Extracted information:

★ ★ ★ ★ ★ ★ ★

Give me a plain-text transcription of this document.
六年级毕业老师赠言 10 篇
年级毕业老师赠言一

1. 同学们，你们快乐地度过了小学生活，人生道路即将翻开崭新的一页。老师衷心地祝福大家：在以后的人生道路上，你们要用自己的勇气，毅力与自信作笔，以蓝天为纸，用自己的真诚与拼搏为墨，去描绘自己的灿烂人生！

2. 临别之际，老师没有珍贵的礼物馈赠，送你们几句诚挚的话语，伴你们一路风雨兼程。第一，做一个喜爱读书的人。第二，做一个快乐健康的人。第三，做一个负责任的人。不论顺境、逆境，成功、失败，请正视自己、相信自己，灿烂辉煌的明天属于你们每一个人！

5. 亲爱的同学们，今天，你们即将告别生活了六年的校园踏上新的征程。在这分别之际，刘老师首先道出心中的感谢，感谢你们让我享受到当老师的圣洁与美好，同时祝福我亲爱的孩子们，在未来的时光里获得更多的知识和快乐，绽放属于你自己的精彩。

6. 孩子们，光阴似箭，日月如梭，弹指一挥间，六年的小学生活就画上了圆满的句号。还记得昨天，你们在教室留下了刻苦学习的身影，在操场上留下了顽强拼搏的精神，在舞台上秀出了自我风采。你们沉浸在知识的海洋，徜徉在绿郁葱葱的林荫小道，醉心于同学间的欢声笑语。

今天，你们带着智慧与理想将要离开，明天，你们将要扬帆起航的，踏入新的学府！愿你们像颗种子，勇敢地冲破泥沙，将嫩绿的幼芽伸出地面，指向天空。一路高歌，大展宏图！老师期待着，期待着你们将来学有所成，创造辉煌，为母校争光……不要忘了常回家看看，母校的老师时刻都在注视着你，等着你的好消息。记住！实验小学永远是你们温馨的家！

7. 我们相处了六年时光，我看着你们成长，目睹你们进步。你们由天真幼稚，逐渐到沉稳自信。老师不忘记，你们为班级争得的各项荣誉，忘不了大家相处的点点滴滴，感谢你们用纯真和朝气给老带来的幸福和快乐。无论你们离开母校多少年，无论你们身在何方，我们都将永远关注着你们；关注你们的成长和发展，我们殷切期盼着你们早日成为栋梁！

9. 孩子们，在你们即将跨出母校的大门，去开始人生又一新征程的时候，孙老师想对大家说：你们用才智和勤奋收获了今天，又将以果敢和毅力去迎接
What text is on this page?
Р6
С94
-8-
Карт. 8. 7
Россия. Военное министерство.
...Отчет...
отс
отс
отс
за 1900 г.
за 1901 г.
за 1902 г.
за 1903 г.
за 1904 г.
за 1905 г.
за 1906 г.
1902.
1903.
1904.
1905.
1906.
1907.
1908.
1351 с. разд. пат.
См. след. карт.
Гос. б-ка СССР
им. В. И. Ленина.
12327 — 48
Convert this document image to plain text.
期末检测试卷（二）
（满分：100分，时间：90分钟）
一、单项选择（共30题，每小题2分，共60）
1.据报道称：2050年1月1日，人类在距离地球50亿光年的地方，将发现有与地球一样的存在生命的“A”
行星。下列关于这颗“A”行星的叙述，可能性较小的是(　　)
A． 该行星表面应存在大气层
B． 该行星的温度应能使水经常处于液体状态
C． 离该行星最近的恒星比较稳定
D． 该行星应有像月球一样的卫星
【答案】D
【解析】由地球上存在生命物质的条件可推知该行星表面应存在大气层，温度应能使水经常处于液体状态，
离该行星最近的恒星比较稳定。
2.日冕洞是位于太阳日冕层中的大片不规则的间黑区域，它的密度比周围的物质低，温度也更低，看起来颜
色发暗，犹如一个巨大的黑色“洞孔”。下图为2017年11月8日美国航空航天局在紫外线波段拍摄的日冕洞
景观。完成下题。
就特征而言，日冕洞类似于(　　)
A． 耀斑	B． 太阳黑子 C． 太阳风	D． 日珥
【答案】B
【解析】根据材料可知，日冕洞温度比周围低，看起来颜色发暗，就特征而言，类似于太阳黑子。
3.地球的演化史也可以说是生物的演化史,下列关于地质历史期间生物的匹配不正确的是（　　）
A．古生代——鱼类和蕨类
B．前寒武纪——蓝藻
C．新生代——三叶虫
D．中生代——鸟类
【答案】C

★ ★ ★ ★ ★ ★ ★

What you should do: Read the lines above. Gather those in which the string "text" is found.

Output for this task:
Give me a plain-text transcription of this document.
What text is on this page?
Convert this document image to plain text.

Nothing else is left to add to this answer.